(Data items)

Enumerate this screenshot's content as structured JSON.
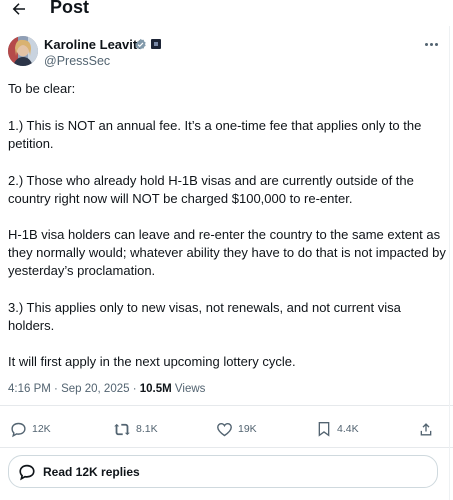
{
  "header": {
    "title": "Post",
    "back_icon": "arrow-left-icon"
  },
  "author": {
    "name": "Karoline Leavitt",
    "handle": "@PressSec",
    "verified_icon": "verified-badge-icon",
    "verified_color": "#829aab",
    "affiliation_icon": "affiliation-badge-icon"
  },
  "post": {
    "paragraphs": [
      "To be clear:",
      "1.) This is NOT an annual fee. It’s a one-time fee that applies only to the petition.",
      "2.) Those who already hold H-1B visas and are currently outside of the country right now will NOT be charged $100,000 to re-enter.",
      "H-1B visa holders can leave and re-enter the country to the same extent as they normally would; whatever ability they have to do that is not impacted by yesterday’s proclamation.",
      "3.) This applies only to new visas, not renewals, and not current visa holders.",
      "It will first apply in the next upcoming lottery cycle."
    ],
    "time": "4:16 PM",
    "separator": "·",
    "date": "Sep 20, 2025",
    "views_count": "10.5M",
    "views_label": "Views"
  },
  "actions": {
    "reply": {
      "icon": "reply-icon",
      "count": "12K"
    },
    "repost": {
      "icon": "repost-icon",
      "count": "8.1K"
    },
    "like": {
      "icon": "heart-icon",
      "count": "19K"
    },
    "bookmark": {
      "icon": "bookmark-icon",
      "count": "4.4K"
    },
    "share": {
      "icon": "share-icon"
    }
  },
  "replies_button": {
    "icon": "speech-bubble-icon",
    "label": "Read 12K replies"
  },
  "colors": {
    "text": "#0f1419",
    "muted": "#536471",
    "border": "#cfd9de"
  }
}
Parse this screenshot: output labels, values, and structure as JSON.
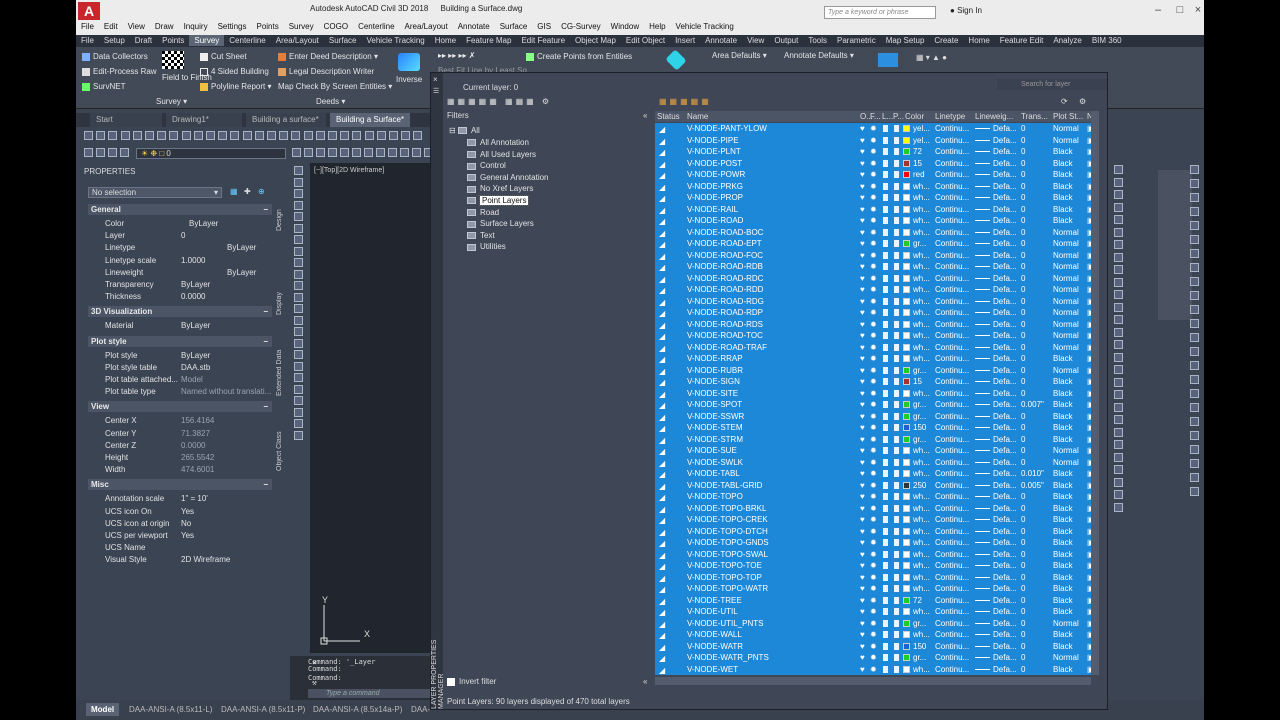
{
  "titlebar": {
    "app": "Autodesk AutoCAD Civil 3D 2018",
    "file": "Building a Surface.dwg",
    "search_placeholder": "Type a keyword or phrase",
    "signin": "Sign In"
  },
  "menubar": [
    "File",
    "Edit",
    "View",
    "Draw",
    "Inquiry",
    "Settings",
    "Points",
    "Survey",
    "COGO",
    "Centerline",
    "Area/Layout",
    "Annotate",
    "Surface",
    "GIS",
    "CG-Survey",
    "Window",
    "Help",
    "Vehicle Tracking"
  ],
  "ribbon_tabs": [
    "File",
    "Setup",
    "Draft",
    "Points",
    "Survey",
    "Centerline",
    "Area/Layout",
    "Surface",
    "Vehicle Tracking",
    "Home",
    "Feature Map",
    "Edit Feature",
    "Object Map",
    "Edit Object",
    "Insert",
    "Annotate",
    "View",
    "Output",
    "Tools",
    "Parametric",
    "Map Setup",
    "Create",
    "Home",
    "Feature Edit",
    "Analyze",
    "BIM 360"
  ],
  "ribbon_active": "Survey",
  "ribbon": {
    "data_collectors": "Data Collectors",
    "edit_process_raw": "Edit-Process Raw",
    "survnet": "SurvNET",
    "field_to_finish": "Field to Finish",
    "cut_sheet": "Cut Sheet",
    "four_sided_building": "4 Sided Building",
    "polyline_report": "Polyline Report",
    "enter_deed": "Enter Deed Description",
    "legal_desc_writer": "Legal Description Writer",
    "map_check": "Map Check By Screen Entities",
    "inverse": "Inverse",
    "create_points": "Create Points from Entities",
    "best_fit": "Best Fit Line by Least Sq",
    "area_defaults": "Area Defaults",
    "annotate_defaults": "Annotate Defaults",
    "panel_survey": "Survey",
    "panel_deeds": "Deeds"
  },
  "doc_tabs": [
    {
      "label": "Start",
      "active": false
    },
    {
      "label": "Drawing1*",
      "active": false
    },
    {
      "label": "Building a surface*",
      "active": false
    },
    {
      "label": "Building a Surface*",
      "active": true
    }
  ],
  "layer_dropdown": "0",
  "properties": {
    "title": "PROPERTIES",
    "selection": "No selection",
    "sections": [
      {
        "name": "General",
        "rows": [
          [
            "Color",
            "ByLayer"
          ],
          [
            "Layer",
            "0"
          ],
          [
            "Linetype",
            "ByLayer"
          ],
          [
            "Linetype scale",
            "1.0000"
          ],
          [
            "Lineweight",
            "ByLayer"
          ],
          [
            "Transparency",
            "ByLayer"
          ],
          [
            "Thickness",
            "0.0000"
          ]
        ]
      },
      {
        "name": "3D Visualization",
        "rows": [
          [
            "Material",
            "ByLayer"
          ]
        ]
      },
      {
        "name": "Plot style",
        "rows": [
          [
            "Plot style",
            "ByLayer"
          ],
          [
            "Plot style table",
            "DAA.stb"
          ],
          [
            "Plot table attached...",
            "Model"
          ],
          [
            "Plot table type",
            "Named without translati..."
          ]
        ]
      },
      {
        "name": "View",
        "rows": [
          [
            "Center X",
            "156.4164"
          ],
          [
            "Center Y",
            "71.3827"
          ],
          [
            "Center Z",
            "0.0000"
          ],
          [
            "Height",
            "265.5542"
          ],
          [
            "Width",
            "474.6001"
          ]
        ]
      },
      {
        "name": "Misc",
        "rows": [
          [
            "Annotation scale",
            "1\" = 10'"
          ],
          [
            "UCS icon On",
            "Yes"
          ],
          [
            "UCS icon at origin",
            "No"
          ],
          [
            "UCS per viewport",
            "Yes"
          ],
          [
            "UCS Name",
            ""
          ],
          [
            "Visual Style",
            "2D Wireframe"
          ]
        ]
      }
    ],
    "side_tabs": [
      "Design",
      "Display",
      "Extended Data",
      "Object Class"
    ]
  },
  "viewport_label": "[−][Top][2D Wireframe]",
  "ucs": {
    "x": "X",
    "y": "Y"
  },
  "command_history": [
    "Command: '_Layer",
    "Command:",
    "Command:"
  ],
  "command_placeholder": "Type a command",
  "layouts": [
    "Model",
    "DAA-ANSI-A (8.5x11-L)",
    "DAA-ANSI-A (8.5x11-P)",
    "DAA-ANSI-A (8.5x14a-P)",
    "DAA-"
  ],
  "layer_manager": {
    "side_label": "LAYER PROPERTIES MANAGER",
    "current_layer": "Current layer: 0",
    "search_placeholder": "Search for layer",
    "filters_label": "Filters",
    "filter_root": "All",
    "filters": [
      "All Annotation",
      "All Used Layers",
      "Control",
      "General Annotation",
      "No Xref Layers",
      "Point Layers",
      "Road",
      "Surface Layers",
      "Text",
      "Utilities"
    ],
    "selected_filter": "Point Layers",
    "invert_filter": "Invert filter",
    "status": "Point Layers: 90 layers displayed of 470 total layers",
    "columns": [
      "Status",
      "Name",
      "O...",
      "F...",
      "L...",
      "P...",
      "Color",
      "Linetype",
      "Lineweig...",
      "Trans...",
      "Plot St...",
      "N"
    ],
    "layers": [
      {
        "name": "V-NODE-PANT-YLOW",
        "color": "yel...",
        "hex": "#ffff00",
        "trans": "0",
        "plot": "Normal"
      },
      {
        "name": "V-NODE-PIPE",
        "color": "yel...",
        "hex": "#ffff00",
        "trans": "0",
        "plot": "Normal"
      },
      {
        "name": "V-NODE-PLNT",
        "color": "72",
        "hex": "#22cc22",
        "trans": "0",
        "plot": "Black"
      },
      {
        "name": "V-NODE-POST",
        "color": "15",
        "hex": "#a83030",
        "trans": "0",
        "plot": "Black"
      },
      {
        "name": "V-NODE-POWR",
        "color": "red",
        "hex": "#ff0000",
        "trans": "0",
        "plot": "Black"
      },
      {
        "name": "V-NODE-PRKG",
        "color": "wh...",
        "hex": "#ffffff",
        "trans": "0",
        "plot": "Black"
      },
      {
        "name": "V-NODE-PROP",
        "color": "wh...",
        "hex": "#ffffff",
        "trans": "0",
        "plot": "Black"
      },
      {
        "name": "V-NODE-RAIL",
        "color": "wh...",
        "hex": "#ffffff",
        "trans": "0",
        "plot": "Black"
      },
      {
        "name": "V-NODE-ROAD",
        "color": "wh...",
        "hex": "#ffffff",
        "trans": "0",
        "plot": "Black"
      },
      {
        "name": "V-NODE-ROAD-BOC",
        "color": "wh...",
        "hex": "#ffffff",
        "trans": "0",
        "plot": "Normal"
      },
      {
        "name": "V-NODE-ROAD-EPT",
        "color": "gr...",
        "hex": "#22cc22",
        "trans": "0",
        "plot": "Normal"
      },
      {
        "name": "V-NODE-ROAD-FOC",
        "color": "wh...",
        "hex": "#ffffff",
        "trans": "0",
        "plot": "Normal"
      },
      {
        "name": "V-NODE-ROAD-RDB",
        "color": "wh...",
        "hex": "#ffffff",
        "trans": "0",
        "plot": "Normal"
      },
      {
        "name": "V-NODE-ROAD-RDC",
        "color": "wh...",
        "hex": "#ffffff",
        "trans": "0",
        "plot": "Normal"
      },
      {
        "name": "V-NODE-ROAD-RDD",
        "color": "wh...",
        "hex": "#ffffff",
        "trans": "0",
        "plot": "Normal"
      },
      {
        "name": "V-NODE-ROAD-RDG",
        "color": "wh...",
        "hex": "#ffffff",
        "trans": "0",
        "plot": "Normal"
      },
      {
        "name": "V-NODE-ROAD-RDP",
        "color": "wh...",
        "hex": "#ffffff",
        "trans": "0",
        "plot": "Normal"
      },
      {
        "name": "V-NODE-ROAD-RDS",
        "color": "wh...",
        "hex": "#ffffff",
        "trans": "0",
        "plot": "Normal"
      },
      {
        "name": "V-NODE-ROAD-TOC",
        "color": "wh...",
        "hex": "#ffffff",
        "trans": "0",
        "plot": "Normal"
      },
      {
        "name": "V-NODE-ROAD-TRAF",
        "color": "wh...",
        "hex": "#ffffff",
        "trans": "0",
        "plot": "Normal"
      },
      {
        "name": "V-NODE-RRAP",
        "color": "wh...",
        "hex": "#ffffff",
        "trans": "0",
        "plot": "Black"
      },
      {
        "name": "V-NODE-RUBR",
        "color": "gr...",
        "hex": "#22cc22",
        "trans": "0",
        "plot": "Normal"
      },
      {
        "name": "V-NODE-SIGN",
        "color": "15",
        "hex": "#a83030",
        "trans": "0",
        "plot": "Black"
      },
      {
        "name": "V-NODE-SITE",
        "color": "wh...",
        "hex": "#ffffff",
        "trans": "0",
        "plot": "Black"
      },
      {
        "name": "V-NODE-SPOT",
        "color": "gr...",
        "hex": "#22cc22",
        "trans": "0.007\"",
        "plot": "Black"
      },
      {
        "name": "V-NODE-SSWR",
        "color": "gr...",
        "hex": "#22cc22",
        "trans": "0",
        "plot": "Black"
      },
      {
        "name": "V-NODE-STEM",
        "color": "150",
        "hex": "#1f5fd0",
        "trans": "0",
        "plot": "Black"
      },
      {
        "name": "V-NODE-STRM",
        "color": "gr...",
        "hex": "#22cc22",
        "trans": "0",
        "plot": "Black"
      },
      {
        "name": "V-NODE-SUE",
        "color": "wh...",
        "hex": "#ffffff",
        "trans": "0",
        "plot": "Normal"
      },
      {
        "name": "V-NODE-SWLK",
        "color": "wh...",
        "hex": "#ffffff",
        "trans": "0",
        "plot": "Normal"
      },
      {
        "name": "V-NODE-TABL",
        "color": "wh...",
        "hex": "#ffffff",
        "trans": "0.010\"",
        "plot": "Black"
      },
      {
        "name": "V-NODE-TABL-GRID",
        "color": "250",
        "hex": "#333333",
        "trans": "0.005\"",
        "plot": "Black"
      },
      {
        "name": "V-NODE-TOPO",
        "color": "wh...",
        "hex": "#ffffff",
        "trans": "0",
        "plot": "Black"
      },
      {
        "name": "V-NODE-TOPO-BRKL",
        "color": "wh...",
        "hex": "#ffffff",
        "trans": "0",
        "plot": "Black"
      },
      {
        "name": "V-NODE-TOPO-CREK",
        "color": "wh...",
        "hex": "#ffffff",
        "trans": "0",
        "plot": "Black"
      },
      {
        "name": "V-NODE-TOPO-DTCH",
        "color": "wh...",
        "hex": "#ffffff",
        "trans": "0",
        "plot": "Black"
      },
      {
        "name": "V-NODE-TOPO-GNDS",
        "color": "wh...",
        "hex": "#ffffff",
        "trans": "0",
        "plot": "Black"
      },
      {
        "name": "V-NODE-TOPO-SWAL",
        "color": "wh...",
        "hex": "#ffffff",
        "trans": "0",
        "plot": "Black"
      },
      {
        "name": "V-NODE-TOPO-TOE",
        "color": "wh...",
        "hex": "#ffffff",
        "trans": "0",
        "plot": "Black"
      },
      {
        "name": "V-NODE-TOPO-TOP",
        "color": "wh...",
        "hex": "#ffffff",
        "trans": "0",
        "plot": "Black"
      },
      {
        "name": "V-NODE-TOPO-WATR",
        "color": "wh...",
        "hex": "#ffffff",
        "trans": "0",
        "plot": "Black"
      },
      {
        "name": "V-NODE-TREE",
        "color": "72",
        "hex": "#22cc22",
        "trans": "0",
        "plot": "Black"
      },
      {
        "name": "V-NODE-UTIL",
        "color": "wh...",
        "hex": "#ffffff",
        "trans": "0",
        "plot": "Black"
      },
      {
        "name": "V-NODE-UTIL_PNTS",
        "color": "gr...",
        "hex": "#22cc22",
        "trans": "0",
        "plot": "Normal"
      },
      {
        "name": "V-NODE-WALL",
        "color": "wh...",
        "hex": "#ffffff",
        "trans": "0",
        "plot": "Black"
      },
      {
        "name": "V-NODE-WATR",
        "color": "150",
        "hex": "#1f5fd0",
        "trans": "0",
        "plot": "Black"
      },
      {
        "name": "V-NODE-WATR_PNTS",
        "color": "gr...",
        "hex": "#22cc22",
        "trans": "0",
        "plot": "Normal"
      },
      {
        "name": "V-NODE-WET",
        "color": "wh...",
        "hex": "#ffffff",
        "trans": "0",
        "plot": "Black"
      }
    ],
    "linetype": "Continu...",
    "lineweight": "Defa..."
  },
  "colors": {
    "app_bg": "#3b4453",
    "selection": "#1e88d8",
    "brand_red": "#c8262b"
  }
}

WHAT TO DO:
Copy each line that contains the word "Survey".

RESULT BELOW:
    "Survey",
    "CG-Survey",
    "Survey",
  "ribbon_active": "Survey",
    "panel_survey": "Survey",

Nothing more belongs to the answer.